PROBLEM TO SOLVE:
Tally the lines below that contain "icon". The number is the whole answer.
+---+
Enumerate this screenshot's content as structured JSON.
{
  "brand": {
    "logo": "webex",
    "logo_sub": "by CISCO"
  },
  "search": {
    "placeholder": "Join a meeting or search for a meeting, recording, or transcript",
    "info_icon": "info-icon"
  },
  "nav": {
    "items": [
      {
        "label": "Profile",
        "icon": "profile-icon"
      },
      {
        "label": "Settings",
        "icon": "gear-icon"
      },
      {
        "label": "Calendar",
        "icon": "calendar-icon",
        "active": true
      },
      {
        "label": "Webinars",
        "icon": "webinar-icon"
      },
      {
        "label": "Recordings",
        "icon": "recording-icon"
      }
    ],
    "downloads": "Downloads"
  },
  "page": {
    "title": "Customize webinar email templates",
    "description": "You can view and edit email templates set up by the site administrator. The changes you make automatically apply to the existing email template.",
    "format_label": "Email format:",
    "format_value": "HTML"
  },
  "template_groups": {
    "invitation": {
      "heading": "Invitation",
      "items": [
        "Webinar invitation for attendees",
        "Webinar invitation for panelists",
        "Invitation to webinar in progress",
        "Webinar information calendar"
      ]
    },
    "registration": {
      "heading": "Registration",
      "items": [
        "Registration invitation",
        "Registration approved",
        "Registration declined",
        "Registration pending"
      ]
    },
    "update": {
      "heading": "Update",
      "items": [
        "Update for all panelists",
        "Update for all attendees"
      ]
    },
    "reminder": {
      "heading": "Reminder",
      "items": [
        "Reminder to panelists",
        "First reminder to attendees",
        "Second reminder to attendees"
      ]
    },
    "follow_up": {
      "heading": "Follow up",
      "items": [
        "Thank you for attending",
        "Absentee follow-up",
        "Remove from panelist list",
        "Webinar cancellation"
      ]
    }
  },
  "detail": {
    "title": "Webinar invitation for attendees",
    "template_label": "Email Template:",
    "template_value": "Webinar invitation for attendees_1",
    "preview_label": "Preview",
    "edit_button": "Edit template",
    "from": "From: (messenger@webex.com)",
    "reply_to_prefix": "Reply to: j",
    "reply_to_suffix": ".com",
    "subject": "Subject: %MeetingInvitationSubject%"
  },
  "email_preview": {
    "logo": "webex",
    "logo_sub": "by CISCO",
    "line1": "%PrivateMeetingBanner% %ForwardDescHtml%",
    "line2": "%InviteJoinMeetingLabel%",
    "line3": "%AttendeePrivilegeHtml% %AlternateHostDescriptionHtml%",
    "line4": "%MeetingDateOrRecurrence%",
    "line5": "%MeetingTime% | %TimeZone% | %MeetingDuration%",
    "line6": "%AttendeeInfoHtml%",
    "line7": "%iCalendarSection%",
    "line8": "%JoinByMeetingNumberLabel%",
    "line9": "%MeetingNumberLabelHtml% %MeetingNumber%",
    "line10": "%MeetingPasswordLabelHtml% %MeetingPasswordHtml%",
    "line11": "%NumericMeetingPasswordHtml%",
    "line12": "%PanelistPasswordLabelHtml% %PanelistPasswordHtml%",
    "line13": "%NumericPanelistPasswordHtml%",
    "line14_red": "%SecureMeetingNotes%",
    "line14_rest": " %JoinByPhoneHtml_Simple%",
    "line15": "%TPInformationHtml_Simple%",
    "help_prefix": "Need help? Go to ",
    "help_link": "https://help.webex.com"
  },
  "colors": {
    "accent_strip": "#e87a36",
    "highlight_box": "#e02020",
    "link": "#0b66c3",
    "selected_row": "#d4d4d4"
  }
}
+---+
FULL OUTPUT:
6